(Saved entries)
——

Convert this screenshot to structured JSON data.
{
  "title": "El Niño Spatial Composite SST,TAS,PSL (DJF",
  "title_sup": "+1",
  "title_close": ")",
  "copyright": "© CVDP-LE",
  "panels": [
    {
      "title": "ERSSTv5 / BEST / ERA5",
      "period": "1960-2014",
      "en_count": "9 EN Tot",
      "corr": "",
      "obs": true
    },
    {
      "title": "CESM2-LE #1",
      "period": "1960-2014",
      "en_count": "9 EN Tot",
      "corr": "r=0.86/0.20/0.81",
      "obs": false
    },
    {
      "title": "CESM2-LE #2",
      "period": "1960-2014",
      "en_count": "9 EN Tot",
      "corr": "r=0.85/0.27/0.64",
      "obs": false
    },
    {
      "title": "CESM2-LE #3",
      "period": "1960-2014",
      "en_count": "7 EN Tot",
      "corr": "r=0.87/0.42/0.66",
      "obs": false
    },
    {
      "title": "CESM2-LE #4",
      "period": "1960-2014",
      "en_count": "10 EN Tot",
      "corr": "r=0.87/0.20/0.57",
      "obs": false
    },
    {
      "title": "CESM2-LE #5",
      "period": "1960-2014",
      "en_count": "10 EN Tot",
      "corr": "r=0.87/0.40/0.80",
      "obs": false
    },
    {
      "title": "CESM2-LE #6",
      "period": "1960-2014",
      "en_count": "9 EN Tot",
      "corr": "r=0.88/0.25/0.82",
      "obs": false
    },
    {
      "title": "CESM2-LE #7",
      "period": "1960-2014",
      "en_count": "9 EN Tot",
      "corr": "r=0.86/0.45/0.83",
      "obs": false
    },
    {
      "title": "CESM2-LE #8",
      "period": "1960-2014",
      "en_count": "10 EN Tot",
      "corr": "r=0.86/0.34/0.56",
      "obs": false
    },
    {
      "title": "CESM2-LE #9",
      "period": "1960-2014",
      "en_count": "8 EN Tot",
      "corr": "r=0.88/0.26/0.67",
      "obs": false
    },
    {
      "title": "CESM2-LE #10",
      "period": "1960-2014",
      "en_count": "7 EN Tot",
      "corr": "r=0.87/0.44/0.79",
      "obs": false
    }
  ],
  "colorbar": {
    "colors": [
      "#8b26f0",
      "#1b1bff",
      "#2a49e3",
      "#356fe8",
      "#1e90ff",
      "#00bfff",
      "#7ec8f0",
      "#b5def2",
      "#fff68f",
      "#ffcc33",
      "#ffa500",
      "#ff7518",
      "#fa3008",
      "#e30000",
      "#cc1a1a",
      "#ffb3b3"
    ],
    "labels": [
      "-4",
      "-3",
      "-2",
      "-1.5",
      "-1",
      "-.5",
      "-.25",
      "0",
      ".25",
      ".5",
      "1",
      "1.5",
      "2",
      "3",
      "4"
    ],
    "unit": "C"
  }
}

——

**THE EXERCISE:** Show the data once more, exactly as it was written.

**RESPONSE TO THE EXERCISE:**
Convert this screenshot to structured JSON data.
{
  "title": "El Niño Spatial Composite SST,TAS,PSL (DJF",
  "title_sup": "+1",
  "title_close": ")",
  "copyright": "© CVDP-LE",
  "panels": [
    {
      "title": "ERSSTv5 / BEST / ERA5",
      "period": "1960-2014",
      "en_count": "9 EN Tot",
      "corr": "",
      "obs": true
    },
    {
      "title": "CESM2-LE #1",
      "period": "1960-2014",
      "en_count": "9 EN Tot",
      "corr": "r=0.86/0.20/0.81",
      "obs": false
    },
    {
      "title": "CESM2-LE #2",
      "period": "1960-2014",
      "en_count": "9 EN Tot",
      "corr": "r=0.85/0.27/0.64",
      "obs": false
    },
    {
      "title": "CESM2-LE #3",
      "period": "1960-2014",
      "en_count": "7 EN Tot",
      "corr": "r=0.87/0.42/0.66",
      "obs": false
    },
    {
      "title": "CESM2-LE #4",
      "period": "1960-2014",
      "en_count": "10 EN Tot",
      "corr": "r=0.87/0.20/0.57",
      "obs": false
    },
    {
      "title": "CESM2-LE #5",
      "period": "1960-2014",
      "en_count": "10 EN Tot",
      "corr": "r=0.87/0.40/0.80",
      "obs": false
    },
    {
      "title": "CESM2-LE #6",
      "period": "1960-2014",
      "en_count": "9 EN Tot",
      "corr": "r=0.88/0.25/0.82",
      "obs": false
    },
    {
      "title": "CESM2-LE #7",
      "period": "1960-2014",
      "en_count": "9 EN Tot",
      "corr": "r=0.86/0.45/0.83",
      "obs": false
    },
    {
      "title": "CESM2-LE #8",
      "period": "1960-2014",
      "en_count": "10 EN Tot",
      "corr": "r=0.86/0.34/0.56",
      "obs": false
    },
    {
      "title": "CESM2-LE #9",
      "period": "1960-2014",
      "en_count": "8 EN Tot",
      "corr": "r=0.88/0.26/0.67",
      "obs": false
    },
    {
      "title": "CESM2-LE #10",
      "period": "1960-2014",
      "en_count": "7 EN Tot",
      "corr": "r=0.87/0.44/0.79",
      "obs": false
    }
  ],
  "colorbar": {
    "colors": [
      "#8b26f0",
      "#1b1bff",
      "#2a49e3",
      "#356fe8",
      "#1e90ff",
      "#00bfff",
      "#7ec8f0",
      "#b5def2",
      "#fff68f",
      "#ffcc33",
      "#ffa500",
      "#ff7518",
      "#fa3008",
      "#e30000",
      "#cc1a1a",
      "#ffb3b3"
    ],
    "labels": [
      "-4",
      "-3",
      "-2",
      "-1.5",
      "-1",
      "-.5",
      "-.25",
      "0",
      ".25",
      ".5",
      "1",
      "1.5",
      "2",
      "3",
      "4"
    ],
    "unit": "C"
  }
}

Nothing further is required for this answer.